- Work to do
Tally the lines of the data that include the word "this" and state the total, nothing else.

- Records provided

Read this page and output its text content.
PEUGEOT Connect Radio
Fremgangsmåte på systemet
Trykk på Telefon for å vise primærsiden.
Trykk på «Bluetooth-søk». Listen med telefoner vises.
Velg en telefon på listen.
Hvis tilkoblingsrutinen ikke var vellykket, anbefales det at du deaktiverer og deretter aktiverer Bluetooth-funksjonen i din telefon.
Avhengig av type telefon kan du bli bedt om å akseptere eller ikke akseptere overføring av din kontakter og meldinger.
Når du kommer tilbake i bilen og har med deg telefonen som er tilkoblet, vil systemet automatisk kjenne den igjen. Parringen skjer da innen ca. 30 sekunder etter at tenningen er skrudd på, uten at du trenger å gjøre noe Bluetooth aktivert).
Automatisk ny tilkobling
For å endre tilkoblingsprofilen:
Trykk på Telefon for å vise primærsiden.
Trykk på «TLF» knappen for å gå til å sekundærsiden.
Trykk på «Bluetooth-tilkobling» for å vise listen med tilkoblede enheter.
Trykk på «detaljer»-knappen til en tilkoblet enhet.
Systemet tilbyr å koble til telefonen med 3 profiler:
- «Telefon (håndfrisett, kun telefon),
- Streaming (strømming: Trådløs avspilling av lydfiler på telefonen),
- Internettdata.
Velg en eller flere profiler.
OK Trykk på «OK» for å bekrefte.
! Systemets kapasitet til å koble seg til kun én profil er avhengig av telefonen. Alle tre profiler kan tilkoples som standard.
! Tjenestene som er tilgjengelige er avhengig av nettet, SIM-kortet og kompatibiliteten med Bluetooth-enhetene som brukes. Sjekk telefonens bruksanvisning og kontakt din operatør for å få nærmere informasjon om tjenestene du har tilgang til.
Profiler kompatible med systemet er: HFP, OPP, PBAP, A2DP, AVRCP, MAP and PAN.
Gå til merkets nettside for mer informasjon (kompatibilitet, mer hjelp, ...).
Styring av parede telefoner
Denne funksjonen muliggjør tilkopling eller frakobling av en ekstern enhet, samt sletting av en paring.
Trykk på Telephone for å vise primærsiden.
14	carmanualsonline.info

--

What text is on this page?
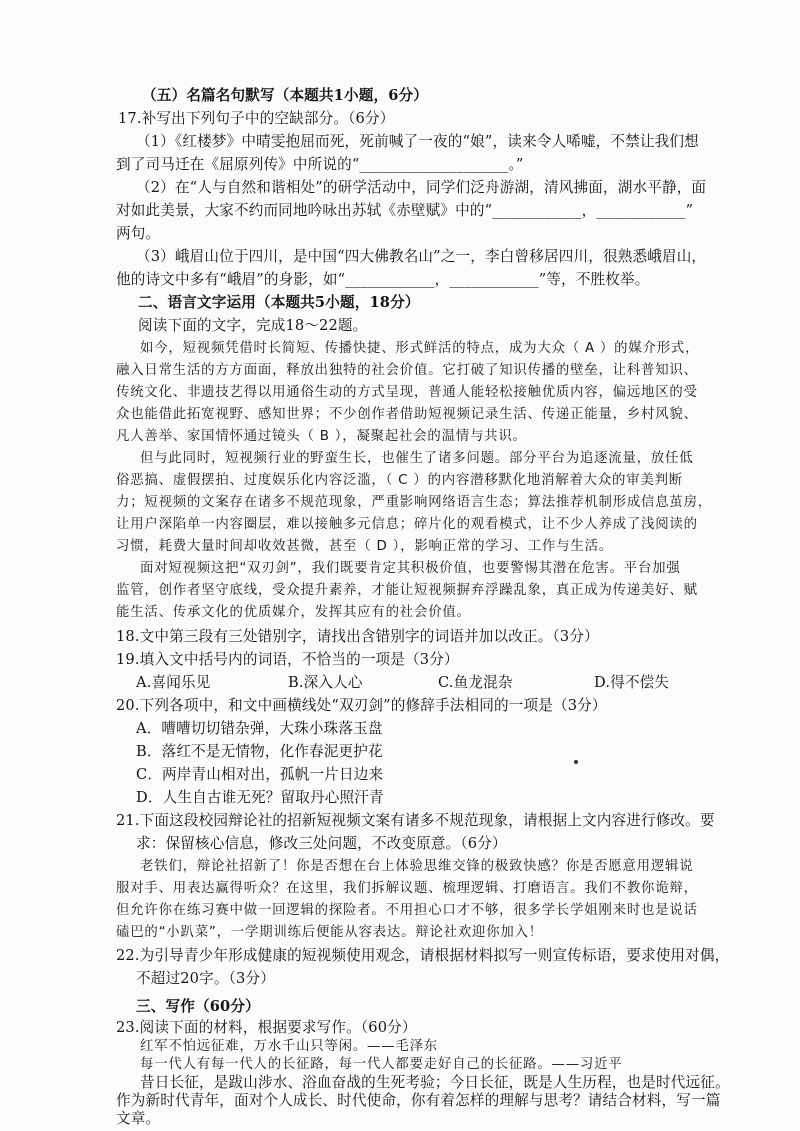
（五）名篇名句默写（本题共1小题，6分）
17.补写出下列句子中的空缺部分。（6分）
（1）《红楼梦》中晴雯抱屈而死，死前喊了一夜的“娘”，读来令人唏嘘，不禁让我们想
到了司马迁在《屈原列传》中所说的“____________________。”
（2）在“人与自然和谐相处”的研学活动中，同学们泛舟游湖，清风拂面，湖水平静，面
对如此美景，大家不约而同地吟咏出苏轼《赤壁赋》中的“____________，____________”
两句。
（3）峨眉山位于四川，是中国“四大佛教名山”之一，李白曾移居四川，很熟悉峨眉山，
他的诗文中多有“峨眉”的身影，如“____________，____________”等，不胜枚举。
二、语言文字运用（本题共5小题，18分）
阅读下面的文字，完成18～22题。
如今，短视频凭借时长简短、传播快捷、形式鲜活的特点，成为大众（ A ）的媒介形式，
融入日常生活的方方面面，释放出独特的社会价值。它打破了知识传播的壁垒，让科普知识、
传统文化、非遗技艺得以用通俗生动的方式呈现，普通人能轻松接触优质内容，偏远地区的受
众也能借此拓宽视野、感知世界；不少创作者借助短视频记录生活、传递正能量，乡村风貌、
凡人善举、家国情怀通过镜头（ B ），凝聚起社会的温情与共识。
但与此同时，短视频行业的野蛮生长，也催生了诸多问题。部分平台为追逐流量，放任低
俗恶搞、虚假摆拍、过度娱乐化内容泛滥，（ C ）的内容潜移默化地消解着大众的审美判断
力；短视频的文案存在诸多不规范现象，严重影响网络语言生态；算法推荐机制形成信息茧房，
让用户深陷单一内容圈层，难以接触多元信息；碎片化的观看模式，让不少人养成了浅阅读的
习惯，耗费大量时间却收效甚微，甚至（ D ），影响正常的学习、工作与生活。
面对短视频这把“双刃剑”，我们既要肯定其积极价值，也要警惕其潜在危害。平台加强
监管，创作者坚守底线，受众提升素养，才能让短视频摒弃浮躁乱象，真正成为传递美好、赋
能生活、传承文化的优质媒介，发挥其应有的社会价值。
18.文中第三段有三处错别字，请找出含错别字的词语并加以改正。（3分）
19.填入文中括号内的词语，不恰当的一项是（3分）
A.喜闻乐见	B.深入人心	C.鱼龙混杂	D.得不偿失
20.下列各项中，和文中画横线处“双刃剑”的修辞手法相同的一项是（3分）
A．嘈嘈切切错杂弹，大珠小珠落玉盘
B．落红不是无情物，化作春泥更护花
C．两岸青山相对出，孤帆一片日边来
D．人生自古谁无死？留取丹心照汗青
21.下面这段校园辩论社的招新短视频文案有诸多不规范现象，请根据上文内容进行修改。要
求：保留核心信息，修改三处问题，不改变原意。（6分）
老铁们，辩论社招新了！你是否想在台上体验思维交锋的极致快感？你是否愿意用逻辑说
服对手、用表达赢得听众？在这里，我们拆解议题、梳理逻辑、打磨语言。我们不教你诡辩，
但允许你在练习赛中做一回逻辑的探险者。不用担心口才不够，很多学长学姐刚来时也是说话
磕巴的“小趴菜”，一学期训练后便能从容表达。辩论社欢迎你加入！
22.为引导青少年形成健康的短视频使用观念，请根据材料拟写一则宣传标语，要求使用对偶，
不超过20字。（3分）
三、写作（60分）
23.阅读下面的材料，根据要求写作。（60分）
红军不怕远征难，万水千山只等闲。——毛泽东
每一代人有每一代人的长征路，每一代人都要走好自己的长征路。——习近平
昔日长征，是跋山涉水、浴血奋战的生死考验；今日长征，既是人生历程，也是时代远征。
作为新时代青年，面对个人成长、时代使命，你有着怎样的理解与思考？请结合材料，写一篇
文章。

- Result
2